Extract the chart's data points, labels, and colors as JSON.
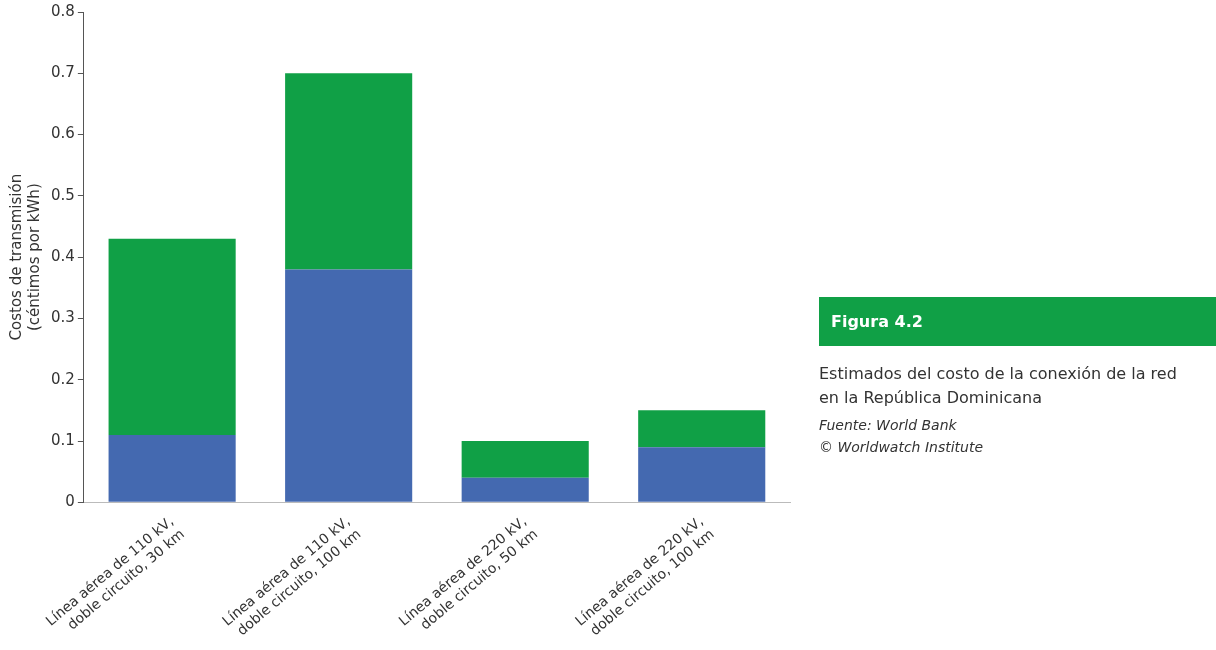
{
  "chart_data": {
    "type": "bar",
    "title": "Figura 4.2",
    "subtitle": "Estimados del costo de la conexión de la red en la República Dominicana",
    "ylabel": "Costos de transmisión\n(céntimos por kWh)",
    "annotations": [
      "Fuente: World Bank",
      "© Worldwatch Institute"
    ],
    "categories": [
      "Línea aérea de 110 kV, doble circuito, 30 km",
      "Línea aérea de 110 kV, doble circuito, 100 km",
      "Línea aérea de 220 kV, doble circuito, 50 km",
      "Línea aérea de 220 kV, doble circuito, 100 km"
    ],
    "stacked": true,
    "series": [
      {
        "color": "#4469b0",
        "values": [
          0.11,
          0.38,
          0.04,
          0.09
        ]
      },
      {
        "color": "#10a046",
        "values": [
          0.32,
          0.32,
          0.06,
          0.06
        ]
      }
    ],
    "ylim": [
      0,
      0.8
    ],
    "yticks": [
      0,
      0.1,
      0.2,
      0.3,
      0.4,
      0.5,
      0.6,
      0.7,
      0.8
    ],
    "grid": false,
    "legend": false
  }
}
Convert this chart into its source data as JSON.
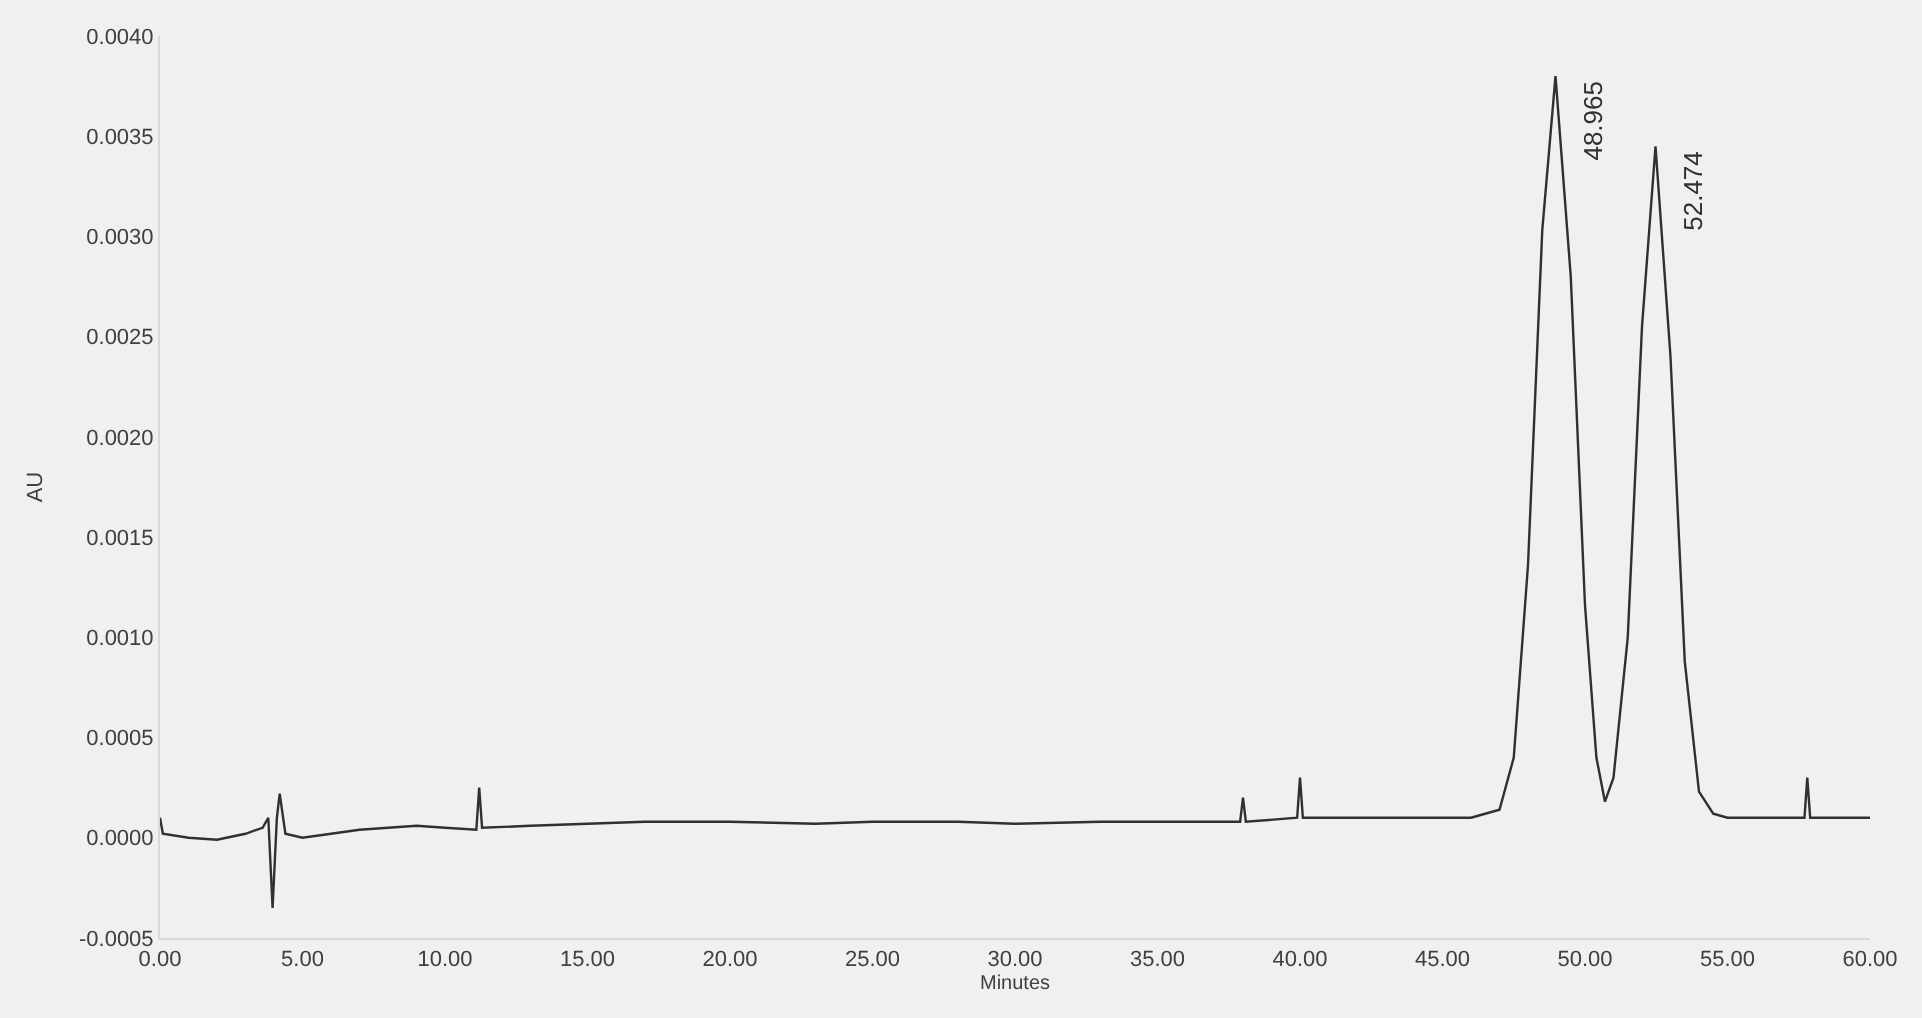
{
  "chart_data": {
    "type": "line",
    "xlabel": "Minutes",
    "ylabel": "AU",
    "series": [
      {
        "color": "#303030",
        "x": [
          0,
          0.1,
          1,
          2,
          3,
          3.6,
          3.8,
          3.95,
          4.1,
          4.2,
          4.4,
          5,
          6,
          7,
          8,
          9,
          10,
          11.1,
          11.2,
          11.3,
          13,
          15,
          17,
          20,
          23,
          25,
          28,
          30,
          33,
          35,
          37.9,
          38,
          38.1,
          39.9,
          40,
          40.1,
          43,
          46,
          47,
          47.5,
          48,
          48.5,
          48.965,
          49.5,
          50,
          50.4,
          50.7,
          51,
          51.5,
          52,
          52.474,
          53,
          53.5,
          54,
          54.5,
          55,
          57.7,
          57.8,
          57.9,
          60
        ],
        "values": [
          0.0001,
          2e-05,
          0.0,
          -1e-05,
          2e-05,
          5e-05,
          0.0001,
          -0.00035,
          0.0001,
          0.00022,
          2e-05,
          0.0,
          2e-05,
          4e-05,
          5e-05,
          6e-05,
          5e-05,
          4e-05,
          0.00025,
          5e-05,
          6e-05,
          7e-05,
          8e-05,
          8e-05,
          7e-05,
          8e-05,
          8e-05,
          7e-05,
          8e-05,
          8e-05,
          8e-05,
          0.0002,
          8e-05,
          0.0001,
          0.0003,
          0.0001,
          0.0001,
          0.0001,
          0.00014,
          0.0004,
          0.00136,
          0.00303,
          0.0038,
          0.0028,
          0.00116,
          0.0004,
          0.00018,
          0.0003,
          0.001,
          0.00255,
          0.00345,
          0.0024,
          0.00088,
          0.00023,
          0.00012,
          0.0001,
          0.0001,
          0.0003,
          0.0001,
          0.0001
        ]
      }
    ],
    "annotations": [
      {
        "text": "48.965",
        "x": 48.965,
        "y": 0.0038
      },
      {
        "text": "52.474",
        "x": 52.474,
        "y": 0.00345
      }
    ],
    "xlim": [
      0,
      60
    ],
    "xticks": [
      {
        "value": 0,
        "label": "0.00"
      },
      {
        "value": 5,
        "label": "5.00"
      },
      {
        "value": 10,
        "label": "10.00"
      },
      {
        "value": 15,
        "label": "15.00"
      },
      {
        "value": 20,
        "label": "20.00"
      },
      {
        "value": 25,
        "label": "25.00"
      },
      {
        "value": 30,
        "label": "30.00"
      },
      {
        "value": 35,
        "label": "35.00"
      },
      {
        "value": 40,
        "label": "40.00"
      },
      {
        "value": 45,
        "label": "45.00"
      },
      {
        "value": 50,
        "label": "50.00"
      },
      {
        "value": 55,
        "label": "55.00"
      },
      {
        "value": 60,
        "label": "60.00"
      }
    ],
    "ylim": [
      -0.0005,
      0.004
    ],
    "yticks": [
      {
        "value": -0.0005,
        "label": "-0.0005"
      },
      {
        "value": 0,
        "label": "0.0000"
      },
      {
        "value": 0.0005,
        "label": "0.0005"
      },
      {
        "value": 0.001,
        "label": "0.0010"
      },
      {
        "value": 0.0015,
        "label": "0.0015"
      },
      {
        "value": 0.002,
        "label": "0.0020"
      },
      {
        "value": 0.0025,
        "label": "0.0025"
      },
      {
        "value": 0.003,
        "label": "0.0030"
      },
      {
        "value": 0.0035,
        "label": "0.0035"
      },
      {
        "value": 0.004,
        "label": "0.0040"
      }
    ],
    "grid": false,
    "marker": "none",
    "line_style": "solid"
  }
}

Objective.
Excluding the pictures, restate the records above word for word.

Right answer.
Extract the chart's data points, labels, and colors as JSON.
{
  "chart_data": {
    "type": "bar",
    "title": "Figura 4.2",
    "subtitle": "Estimados del costo de la conexión de la red en la República Dominicana",
    "ylabel": "Costos de transmisión\n(céntimos por kWh)",
    "annotations": [
      "Fuente: World Bank",
      "© Worldwatch Institute"
    ],
    "categories": [
      "Línea aérea de 110 kV, doble circuito, 30 km",
      "Línea aérea de 110 kV, doble circuito, 100 km",
      "Línea aérea de 220 kV, doble circuito, 50 km",
      "Línea aérea de 220 kV, doble circuito, 100 km"
    ],
    "stacked": true,
    "series": [
      {
        "color": "#4469b0",
        "values": [
          0.11,
          0.38,
          0.04,
          0.09
        ]
      },
      {
        "color": "#10a046",
        "values": [
          0.32,
          0.32,
          0.06,
          0.06
        ]
      }
    ],
    "ylim": [
      0,
      0.8
    ],
    "yticks": [
      0,
      0.1,
      0.2,
      0.3,
      0.4,
      0.5,
      0.6,
      0.7,
      0.8
    ],
    "grid": false,
    "legend": false
  }
}
Convert this chart into its source data as JSON.
{
  "chart_data": {
    "type": "line",
    "xlabel": "Minutes",
    "ylabel": "AU",
    "series": [
      {
        "color": "#303030",
        "x": [
          0,
          0.1,
          1,
          2,
          3,
          3.6,
          3.8,
          3.95,
          4.1,
          4.2,
          4.4,
          5,
          6,
          7,
          8,
          9,
          10,
          11.1,
          11.2,
          11.3,
          13,
          15,
          17,
          20,
          23,
          25,
          28,
          30,
          33,
          35,
          37.9,
          38,
          38.1,
          39.9,
          40,
          40.1,
          43,
          46,
          47,
          47.5,
          48,
          48.5,
          48.965,
          49.5,
          50,
          50.4,
          50.7,
          51,
          51.5,
          52,
          52.474,
          53,
          53.5,
          54,
          54.5,
          55,
          57.7,
          57.8,
          57.9,
          60
        ],
        "values": [
          0.0001,
          2e-05,
          0.0,
          -1e-05,
          2e-05,
          5e-05,
          0.0001,
          -0.00035,
          0.0001,
          0.00022,
          2e-05,
          0.0,
          2e-05,
          4e-05,
          5e-05,
          6e-05,
          5e-05,
          4e-05,
          0.00025,
          5e-05,
          6e-05,
          7e-05,
          8e-05,
          8e-05,
          7e-05,
          8e-05,
          8e-05,
          7e-05,
          8e-05,
          8e-05,
          8e-05,
          0.0002,
          8e-05,
          0.0001,
          0.0003,
          0.0001,
          0.0001,
          0.0001,
          0.00014,
          0.0004,
          0.00136,
          0.00303,
          0.0038,
          0.0028,
          0.00116,
          0.0004,
          0.00018,
          0.0003,
          0.001,
          0.00255,
          0.00345,
          0.0024,
          0.00088,
          0.00023,
          0.00012,
          0.0001,
          0.0001,
          0.0003,
          0.0001,
          0.0001
        ]
      }
    ],
    "annotations": [
      {
        "text": "48.965",
        "x": 48.965,
        "y": 0.0038
      },
      {
        "text": "52.474",
        "x": 52.474,
        "y": 0.00345
      }
    ],
    "xlim": [
      0,
      60
    ],
    "xticks": [
      {
        "value": 0,
        "label": "0.00"
      },
      {
        "value": 5,
        "label": "5.00"
      },
      {
        "value": 10,
        "label": "10.00"
      },
      {
        "value": 15,
        "label": "15.00"
      },
      {
        "value": 20,
        "label": "20.00"
      },
      {
        "value": 25,
        "label": "25.00"
      },
      {
        "value": 30,
        "label": "30.00"
      },
      {
        "value": 35,
        "label": "35.00"
      },
      {
        "value": 40,
        "label": "40.00"
      },
      {
        "value": 45,
        "label": "45.00"
      },
      {
        "value": 50,
        "label": "50.00"
      },
      {
        "value": 55,
        "label": "55.00"
      },
      {
        "value": 60,
        "label": "60.00"
      }
    ],
    "ylim": [
      -0.0005,
      0.004
    ],
    "yticks": [
      {
        "value": -0.0005,
        "label": "-0.0005"
      },
      {
        "value": 0,
        "label": "0.0000"
      },
      {
        "value": 0.0005,
        "label": "0.0005"
      },
      {
        "value": 0.001,
        "label": "0.0010"
      },
      {
        "value": 0.0015,
        "label": "0.0015"
      },
      {
        "value": 0.002,
        "label": "0.0020"
      },
      {
        "value": 0.0025,
        "label": "0.0025"
      },
      {
        "value": 0.003,
        "label": "0.0030"
      },
      {
        "value": 0.0035,
        "label": "0.0035"
      },
      {
        "value": 0.004,
        "label": "0.0040"
      }
    ],
    "grid": false,
    "marker": "none",
    "line_style": "solid"
  }
}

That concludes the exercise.